## Begin

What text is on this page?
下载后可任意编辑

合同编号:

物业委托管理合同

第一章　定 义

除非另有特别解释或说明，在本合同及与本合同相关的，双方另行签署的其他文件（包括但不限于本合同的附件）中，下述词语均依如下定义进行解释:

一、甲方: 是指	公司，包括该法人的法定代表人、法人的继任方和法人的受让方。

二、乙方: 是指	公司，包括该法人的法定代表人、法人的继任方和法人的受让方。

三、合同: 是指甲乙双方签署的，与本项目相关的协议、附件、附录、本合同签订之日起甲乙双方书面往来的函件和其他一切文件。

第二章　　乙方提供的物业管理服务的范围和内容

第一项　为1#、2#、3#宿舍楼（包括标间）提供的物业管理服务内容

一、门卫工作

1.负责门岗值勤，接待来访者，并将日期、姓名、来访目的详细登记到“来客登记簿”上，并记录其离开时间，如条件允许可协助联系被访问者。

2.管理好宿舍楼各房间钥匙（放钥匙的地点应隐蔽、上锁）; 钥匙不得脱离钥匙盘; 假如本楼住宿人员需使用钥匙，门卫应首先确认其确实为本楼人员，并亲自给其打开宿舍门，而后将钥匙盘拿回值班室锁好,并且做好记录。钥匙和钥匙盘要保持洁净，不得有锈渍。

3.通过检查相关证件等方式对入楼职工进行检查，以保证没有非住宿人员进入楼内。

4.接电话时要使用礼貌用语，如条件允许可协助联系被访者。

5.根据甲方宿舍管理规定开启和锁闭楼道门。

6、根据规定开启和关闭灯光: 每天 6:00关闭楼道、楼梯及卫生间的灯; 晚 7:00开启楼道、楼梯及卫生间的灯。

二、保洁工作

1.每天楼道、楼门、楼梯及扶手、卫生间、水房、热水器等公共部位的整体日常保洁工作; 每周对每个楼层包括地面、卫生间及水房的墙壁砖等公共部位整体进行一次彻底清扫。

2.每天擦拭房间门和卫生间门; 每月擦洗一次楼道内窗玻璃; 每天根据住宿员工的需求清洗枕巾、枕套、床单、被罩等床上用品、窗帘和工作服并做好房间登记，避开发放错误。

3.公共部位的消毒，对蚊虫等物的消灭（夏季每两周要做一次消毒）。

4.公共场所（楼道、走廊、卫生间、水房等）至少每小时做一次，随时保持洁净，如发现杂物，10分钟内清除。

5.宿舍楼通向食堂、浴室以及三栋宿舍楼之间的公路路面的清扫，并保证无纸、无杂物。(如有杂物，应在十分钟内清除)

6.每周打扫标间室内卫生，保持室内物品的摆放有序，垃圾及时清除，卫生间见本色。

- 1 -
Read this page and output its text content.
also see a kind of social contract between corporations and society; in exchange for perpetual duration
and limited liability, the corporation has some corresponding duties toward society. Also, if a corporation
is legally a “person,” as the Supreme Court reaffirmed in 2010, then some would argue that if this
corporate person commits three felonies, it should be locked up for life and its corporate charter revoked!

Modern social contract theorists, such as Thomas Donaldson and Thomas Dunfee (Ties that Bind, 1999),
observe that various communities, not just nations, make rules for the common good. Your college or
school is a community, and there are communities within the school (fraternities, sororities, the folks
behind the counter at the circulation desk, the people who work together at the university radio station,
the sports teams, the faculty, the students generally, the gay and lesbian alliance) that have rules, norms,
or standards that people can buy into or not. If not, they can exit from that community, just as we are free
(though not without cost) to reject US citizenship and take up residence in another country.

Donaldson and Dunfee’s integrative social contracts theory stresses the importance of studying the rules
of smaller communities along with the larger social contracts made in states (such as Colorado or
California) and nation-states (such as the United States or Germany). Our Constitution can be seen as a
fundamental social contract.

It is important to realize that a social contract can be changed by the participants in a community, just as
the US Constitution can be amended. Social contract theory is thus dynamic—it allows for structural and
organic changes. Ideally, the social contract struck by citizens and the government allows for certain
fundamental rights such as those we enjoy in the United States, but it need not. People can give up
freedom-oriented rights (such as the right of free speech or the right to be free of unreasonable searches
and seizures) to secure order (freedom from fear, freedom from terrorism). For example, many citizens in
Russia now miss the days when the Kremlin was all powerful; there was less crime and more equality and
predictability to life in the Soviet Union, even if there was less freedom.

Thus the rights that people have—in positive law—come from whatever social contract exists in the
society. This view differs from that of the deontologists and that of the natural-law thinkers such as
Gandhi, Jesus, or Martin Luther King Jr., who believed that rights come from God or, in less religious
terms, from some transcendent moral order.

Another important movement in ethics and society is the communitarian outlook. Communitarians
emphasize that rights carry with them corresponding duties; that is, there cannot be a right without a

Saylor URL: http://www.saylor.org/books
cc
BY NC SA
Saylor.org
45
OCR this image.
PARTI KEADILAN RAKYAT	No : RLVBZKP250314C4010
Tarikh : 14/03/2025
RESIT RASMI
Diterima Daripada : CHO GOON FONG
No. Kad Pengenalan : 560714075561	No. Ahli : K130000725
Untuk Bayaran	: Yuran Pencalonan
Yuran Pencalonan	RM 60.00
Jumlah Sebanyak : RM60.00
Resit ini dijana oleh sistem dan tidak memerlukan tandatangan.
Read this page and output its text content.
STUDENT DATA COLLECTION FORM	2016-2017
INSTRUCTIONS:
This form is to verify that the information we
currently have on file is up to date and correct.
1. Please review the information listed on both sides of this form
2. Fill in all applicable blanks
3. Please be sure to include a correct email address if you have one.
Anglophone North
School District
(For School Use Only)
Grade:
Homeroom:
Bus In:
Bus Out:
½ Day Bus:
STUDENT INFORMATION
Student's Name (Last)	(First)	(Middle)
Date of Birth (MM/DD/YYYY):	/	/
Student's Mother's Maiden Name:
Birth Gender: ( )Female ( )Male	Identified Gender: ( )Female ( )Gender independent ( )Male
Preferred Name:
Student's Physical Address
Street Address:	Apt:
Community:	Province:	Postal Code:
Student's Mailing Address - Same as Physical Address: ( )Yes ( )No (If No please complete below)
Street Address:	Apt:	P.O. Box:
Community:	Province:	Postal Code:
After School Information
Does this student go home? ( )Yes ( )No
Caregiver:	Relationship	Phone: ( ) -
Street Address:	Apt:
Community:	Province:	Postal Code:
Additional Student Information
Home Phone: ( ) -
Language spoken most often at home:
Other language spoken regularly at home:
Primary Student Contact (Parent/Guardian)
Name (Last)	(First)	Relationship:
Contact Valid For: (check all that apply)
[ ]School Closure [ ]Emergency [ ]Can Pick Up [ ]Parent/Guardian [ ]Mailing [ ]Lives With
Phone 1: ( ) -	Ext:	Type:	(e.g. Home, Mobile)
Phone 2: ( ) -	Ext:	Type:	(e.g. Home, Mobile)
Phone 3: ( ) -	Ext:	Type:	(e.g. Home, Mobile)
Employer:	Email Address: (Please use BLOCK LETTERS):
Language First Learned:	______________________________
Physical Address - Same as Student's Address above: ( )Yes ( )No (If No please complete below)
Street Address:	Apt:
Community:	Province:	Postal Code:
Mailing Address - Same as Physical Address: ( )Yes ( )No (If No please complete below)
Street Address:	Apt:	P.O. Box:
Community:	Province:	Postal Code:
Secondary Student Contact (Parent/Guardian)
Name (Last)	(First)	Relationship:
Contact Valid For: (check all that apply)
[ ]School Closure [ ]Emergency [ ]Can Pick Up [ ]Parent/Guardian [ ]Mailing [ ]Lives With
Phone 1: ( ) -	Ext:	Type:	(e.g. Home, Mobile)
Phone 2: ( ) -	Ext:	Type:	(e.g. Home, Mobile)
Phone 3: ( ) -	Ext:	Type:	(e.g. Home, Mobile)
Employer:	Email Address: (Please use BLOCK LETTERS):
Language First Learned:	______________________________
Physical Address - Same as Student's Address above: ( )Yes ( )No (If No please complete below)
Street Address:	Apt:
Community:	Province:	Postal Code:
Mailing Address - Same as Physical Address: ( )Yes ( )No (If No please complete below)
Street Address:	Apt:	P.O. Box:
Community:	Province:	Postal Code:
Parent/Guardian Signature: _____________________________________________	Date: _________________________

## End

* Work to complete
Copy out every line of the listing that includes the string "important".

* Solution to this exercise
It is important to realize that a social contract can be changed by the participants in a community, just as
Another important movement in ethics and society is the communitarian outlook. Communitarians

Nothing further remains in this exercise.